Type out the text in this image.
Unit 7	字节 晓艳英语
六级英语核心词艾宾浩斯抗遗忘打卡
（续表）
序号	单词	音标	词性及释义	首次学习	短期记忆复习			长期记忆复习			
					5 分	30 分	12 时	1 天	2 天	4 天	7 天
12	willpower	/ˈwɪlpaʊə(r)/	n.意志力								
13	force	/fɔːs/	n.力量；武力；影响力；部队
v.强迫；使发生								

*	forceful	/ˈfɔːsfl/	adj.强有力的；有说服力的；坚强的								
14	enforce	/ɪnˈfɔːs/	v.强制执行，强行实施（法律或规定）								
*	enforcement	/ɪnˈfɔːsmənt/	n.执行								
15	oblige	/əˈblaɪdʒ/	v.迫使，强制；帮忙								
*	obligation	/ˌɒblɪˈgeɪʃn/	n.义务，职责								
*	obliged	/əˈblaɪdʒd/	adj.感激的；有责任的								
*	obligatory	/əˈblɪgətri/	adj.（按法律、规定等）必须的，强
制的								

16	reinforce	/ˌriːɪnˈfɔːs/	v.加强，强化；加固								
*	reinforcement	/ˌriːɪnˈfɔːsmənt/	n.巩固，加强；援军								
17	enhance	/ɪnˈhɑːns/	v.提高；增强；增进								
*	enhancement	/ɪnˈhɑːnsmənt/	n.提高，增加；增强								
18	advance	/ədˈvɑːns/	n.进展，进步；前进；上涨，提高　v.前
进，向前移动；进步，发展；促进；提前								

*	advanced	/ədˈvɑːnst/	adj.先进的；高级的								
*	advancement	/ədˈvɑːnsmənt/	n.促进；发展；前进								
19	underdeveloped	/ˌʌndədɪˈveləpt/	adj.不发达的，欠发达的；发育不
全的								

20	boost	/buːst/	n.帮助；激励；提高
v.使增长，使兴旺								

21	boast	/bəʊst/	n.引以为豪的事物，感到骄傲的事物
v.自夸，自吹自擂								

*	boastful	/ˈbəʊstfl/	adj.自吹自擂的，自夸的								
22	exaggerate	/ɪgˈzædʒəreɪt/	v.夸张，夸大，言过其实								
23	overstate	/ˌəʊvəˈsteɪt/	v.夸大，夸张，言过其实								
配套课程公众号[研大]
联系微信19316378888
****************
Exact copies of all the records are required.

* **Response**:
Type out the text in this image.
Unit 7	字节 晓艳英语
六级英语核心词艾宾浩斯抗遗忘打卡
（续表）
序号	单词	音标	词性及释义	首次学习	短期记忆复习			长期记忆复习			
					5 分	30 分	12 时	1 天	2 天	4 天	7 天
12	willpower	/ˈwɪlpaʊə(r)/	n.意志力								
13	force	/fɔːs/	n.力量；武力；影响力；部队
v.强迫；使发生								

*	forceful	/ˈfɔːsfl/	adj.强有力的；有说服力的；坚强的								
14	enforce	/ɪnˈfɔːs/	v.强制执行，强行实施（法律或规定）								
*	enforcement	/ɪnˈfɔːsmənt/	n.执行								
15	oblige	/əˈblaɪdʒ/	v.迫使，强制；帮忙								
*	obligation	/ˌɒblɪˈgeɪʃn/	n.义务，职责								
*	obliged	/əˈblaɪdʒd/	adj.感激的；有责任的								
*	obligatory	/əˈblɪgətri/	adj.（按法律、规定等）必须的，强
制的								

16	reinforce	/ˌriːɪnˈfɔːs/	v.加强，强化；加固								
*	reinforcement	/ˌriːɪnˈfɔːsmənt/	n.巩固，加强；援军								
17	enhance	/ɪnˈhɑːns/	v.提高；增强；增进								
*	enhancement	/ɪnˈhɑːnsmənt/	n.提高，增加；增强								
18	advance	/ədˈvɑːns/	n.进展，进步；前进；上涨，提高　v.前
进，向前移动；进步，发展；促进；提前								

*	advanced	/ədˈvɑːnst/	adj.先进的；高级的								
*	advancement	/ədˈvɑːnsmənt/	n.促进；发展；前进								
19	underdeveloped	/ˌʌndədɪˈveləpt/	adj.不发达的，欠发达的；发育不
全的								

20	boost	/buːst/	n.帮助；激励；提高
v.使增长，使兴旺								

21	boast	/bəʊst/	n.引以为豪的事物，感到骄傲的事物
v.自夸，自吹自擂								

*	boastful	/ˈbəʊstfl/	adj.自吹自擂的，自夸的								
22	exaggerate	/ɪgˈzædʒəreɪt/	v.夸张，夸大，言过其实								
23	overstate	/ˌəʊvəˈsteɪt/	v.夸大，夸张，言过其实								
配套课程公众号[研大]
联系微信19316378888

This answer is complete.